[start]
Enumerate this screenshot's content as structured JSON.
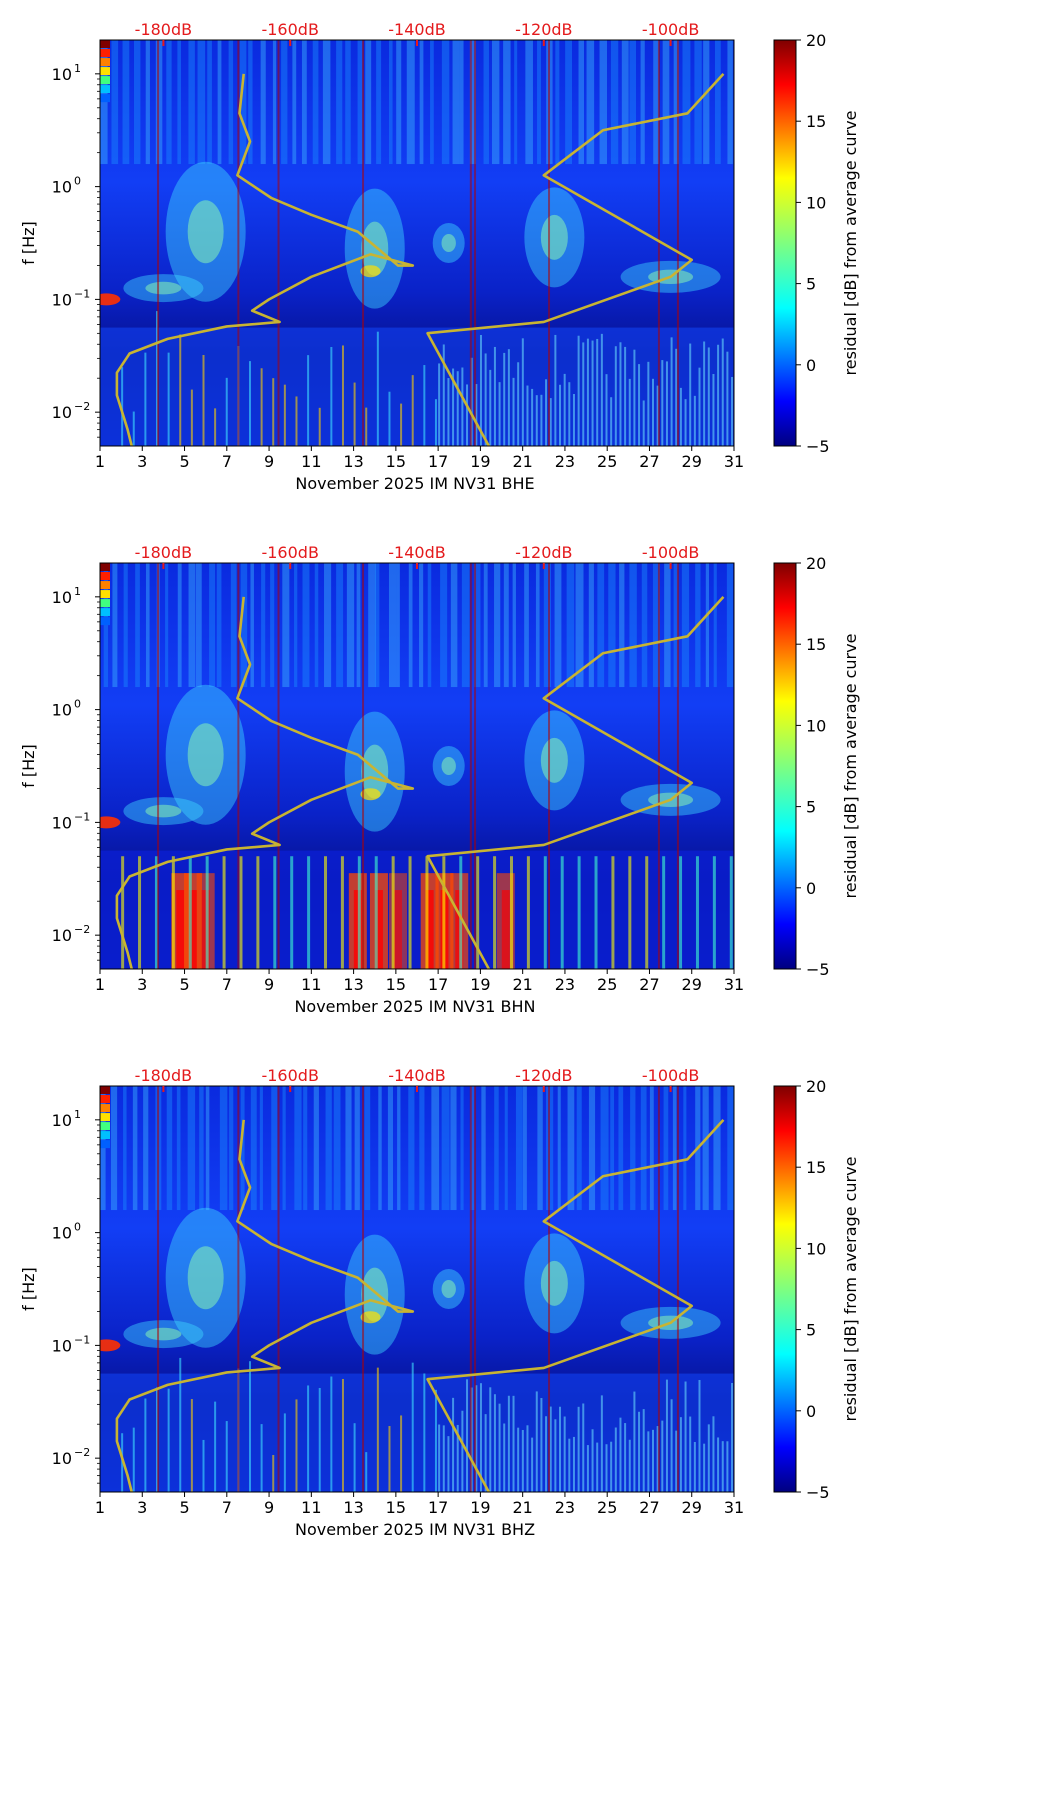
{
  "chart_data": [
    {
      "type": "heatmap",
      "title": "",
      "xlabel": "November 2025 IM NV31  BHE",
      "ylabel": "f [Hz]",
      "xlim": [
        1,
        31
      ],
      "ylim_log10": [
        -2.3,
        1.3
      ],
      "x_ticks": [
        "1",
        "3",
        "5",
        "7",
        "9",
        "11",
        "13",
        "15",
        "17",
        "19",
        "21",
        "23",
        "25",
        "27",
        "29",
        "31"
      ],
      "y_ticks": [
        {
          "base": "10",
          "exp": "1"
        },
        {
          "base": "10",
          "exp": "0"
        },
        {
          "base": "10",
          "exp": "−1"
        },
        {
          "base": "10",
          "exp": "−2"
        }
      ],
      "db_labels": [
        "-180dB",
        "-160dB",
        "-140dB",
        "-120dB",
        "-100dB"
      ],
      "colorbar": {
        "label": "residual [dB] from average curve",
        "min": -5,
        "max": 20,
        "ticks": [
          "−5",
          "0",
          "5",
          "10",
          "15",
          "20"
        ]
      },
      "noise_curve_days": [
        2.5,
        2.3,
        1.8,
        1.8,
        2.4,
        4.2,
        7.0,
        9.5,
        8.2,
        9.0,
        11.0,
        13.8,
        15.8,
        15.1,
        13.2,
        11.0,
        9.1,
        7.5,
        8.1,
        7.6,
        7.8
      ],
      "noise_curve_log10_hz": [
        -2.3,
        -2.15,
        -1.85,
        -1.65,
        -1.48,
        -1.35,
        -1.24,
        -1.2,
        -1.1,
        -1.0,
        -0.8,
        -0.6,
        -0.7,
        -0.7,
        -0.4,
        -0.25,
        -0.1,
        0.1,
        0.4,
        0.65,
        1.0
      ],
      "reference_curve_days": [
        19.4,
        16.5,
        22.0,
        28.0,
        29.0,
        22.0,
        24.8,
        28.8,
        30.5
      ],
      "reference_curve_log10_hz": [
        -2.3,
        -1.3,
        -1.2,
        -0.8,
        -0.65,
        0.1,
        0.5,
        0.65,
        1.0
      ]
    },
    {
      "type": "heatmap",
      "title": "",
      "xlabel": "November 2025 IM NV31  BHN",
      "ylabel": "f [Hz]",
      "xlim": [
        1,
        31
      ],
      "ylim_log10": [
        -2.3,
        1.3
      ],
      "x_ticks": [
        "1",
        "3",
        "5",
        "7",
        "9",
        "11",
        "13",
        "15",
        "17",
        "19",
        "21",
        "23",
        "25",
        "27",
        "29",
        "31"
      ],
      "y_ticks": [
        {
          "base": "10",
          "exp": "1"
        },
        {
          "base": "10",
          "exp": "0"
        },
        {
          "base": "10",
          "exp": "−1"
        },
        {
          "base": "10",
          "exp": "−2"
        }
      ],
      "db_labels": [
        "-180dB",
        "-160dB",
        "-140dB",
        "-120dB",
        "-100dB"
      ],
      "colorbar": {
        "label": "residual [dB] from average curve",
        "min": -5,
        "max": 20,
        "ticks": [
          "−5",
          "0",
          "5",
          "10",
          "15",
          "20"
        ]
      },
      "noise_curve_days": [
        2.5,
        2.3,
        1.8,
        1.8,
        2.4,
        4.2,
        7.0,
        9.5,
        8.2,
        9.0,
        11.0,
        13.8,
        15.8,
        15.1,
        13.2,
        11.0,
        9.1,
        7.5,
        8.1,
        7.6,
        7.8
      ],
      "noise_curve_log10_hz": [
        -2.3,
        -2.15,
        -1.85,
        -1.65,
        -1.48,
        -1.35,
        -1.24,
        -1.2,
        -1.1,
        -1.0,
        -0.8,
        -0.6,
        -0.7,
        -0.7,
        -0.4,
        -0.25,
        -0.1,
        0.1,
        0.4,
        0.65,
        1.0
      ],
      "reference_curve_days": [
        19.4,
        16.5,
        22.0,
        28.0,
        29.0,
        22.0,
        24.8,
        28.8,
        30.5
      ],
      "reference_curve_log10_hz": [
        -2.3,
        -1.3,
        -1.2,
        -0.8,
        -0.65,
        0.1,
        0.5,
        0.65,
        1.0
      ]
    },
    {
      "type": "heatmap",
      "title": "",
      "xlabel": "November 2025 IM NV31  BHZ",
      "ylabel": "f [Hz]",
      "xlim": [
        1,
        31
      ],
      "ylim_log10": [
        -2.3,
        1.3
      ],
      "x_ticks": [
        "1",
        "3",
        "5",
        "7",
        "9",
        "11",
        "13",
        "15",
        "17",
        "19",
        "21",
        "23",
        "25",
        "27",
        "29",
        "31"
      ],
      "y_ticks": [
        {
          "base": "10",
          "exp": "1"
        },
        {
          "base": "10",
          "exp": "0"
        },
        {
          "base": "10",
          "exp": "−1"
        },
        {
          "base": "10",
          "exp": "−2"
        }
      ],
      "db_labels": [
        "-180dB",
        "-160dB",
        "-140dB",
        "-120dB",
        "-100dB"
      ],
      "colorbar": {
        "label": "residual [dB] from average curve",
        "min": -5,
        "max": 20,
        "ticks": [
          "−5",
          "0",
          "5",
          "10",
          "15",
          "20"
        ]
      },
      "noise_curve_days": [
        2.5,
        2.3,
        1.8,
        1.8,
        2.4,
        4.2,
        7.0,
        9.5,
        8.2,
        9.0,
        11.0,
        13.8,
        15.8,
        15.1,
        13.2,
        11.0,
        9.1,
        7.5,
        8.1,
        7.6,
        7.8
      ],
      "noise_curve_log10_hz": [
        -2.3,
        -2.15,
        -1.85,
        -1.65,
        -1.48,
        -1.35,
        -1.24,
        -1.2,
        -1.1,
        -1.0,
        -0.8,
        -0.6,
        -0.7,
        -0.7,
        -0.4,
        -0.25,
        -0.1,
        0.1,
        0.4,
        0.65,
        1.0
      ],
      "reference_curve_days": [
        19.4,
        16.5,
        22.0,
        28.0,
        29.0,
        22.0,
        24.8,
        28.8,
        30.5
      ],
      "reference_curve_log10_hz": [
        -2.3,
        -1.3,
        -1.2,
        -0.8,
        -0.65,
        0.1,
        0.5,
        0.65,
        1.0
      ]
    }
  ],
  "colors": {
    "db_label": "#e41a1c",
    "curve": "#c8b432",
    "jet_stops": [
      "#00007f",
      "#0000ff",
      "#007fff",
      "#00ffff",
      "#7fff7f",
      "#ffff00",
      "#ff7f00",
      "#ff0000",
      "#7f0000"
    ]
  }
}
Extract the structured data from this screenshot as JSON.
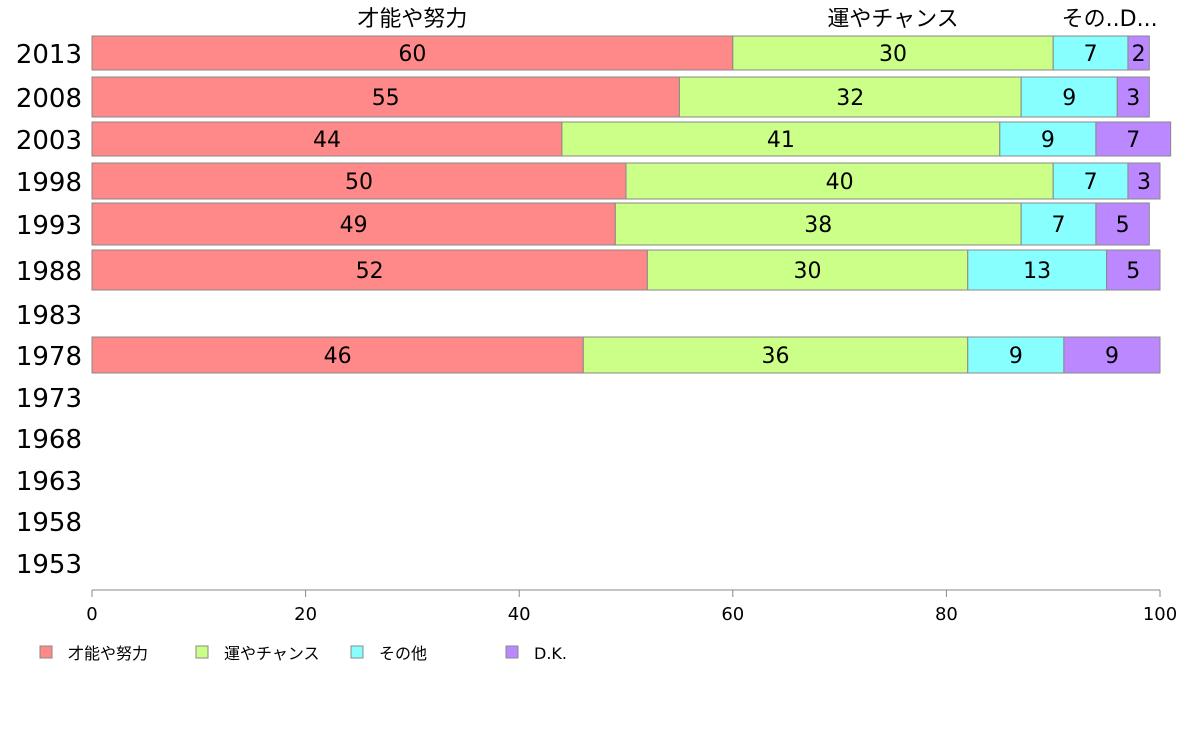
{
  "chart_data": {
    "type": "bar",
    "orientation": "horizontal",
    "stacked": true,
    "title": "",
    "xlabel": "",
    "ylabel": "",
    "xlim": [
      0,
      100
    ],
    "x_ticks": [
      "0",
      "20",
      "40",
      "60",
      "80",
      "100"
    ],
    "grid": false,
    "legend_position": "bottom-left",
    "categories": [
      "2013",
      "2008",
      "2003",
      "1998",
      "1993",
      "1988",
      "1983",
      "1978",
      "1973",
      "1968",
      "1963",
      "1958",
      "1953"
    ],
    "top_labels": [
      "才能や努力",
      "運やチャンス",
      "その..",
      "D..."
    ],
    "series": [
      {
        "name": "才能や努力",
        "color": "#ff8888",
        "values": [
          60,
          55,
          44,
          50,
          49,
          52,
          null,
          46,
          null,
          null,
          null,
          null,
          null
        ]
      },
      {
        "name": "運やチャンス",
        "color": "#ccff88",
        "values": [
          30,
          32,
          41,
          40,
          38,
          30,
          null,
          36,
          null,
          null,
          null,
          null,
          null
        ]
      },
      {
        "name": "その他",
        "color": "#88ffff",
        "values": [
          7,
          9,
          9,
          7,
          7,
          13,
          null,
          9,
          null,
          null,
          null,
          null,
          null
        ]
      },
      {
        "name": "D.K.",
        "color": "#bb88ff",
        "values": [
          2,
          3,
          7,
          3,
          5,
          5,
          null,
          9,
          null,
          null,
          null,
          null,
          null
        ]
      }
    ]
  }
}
[end]
**TASK INSTRUCTIONS**
Your answer should be a single number: the count of lines holding the word "November".

**THE OUTPUT**
3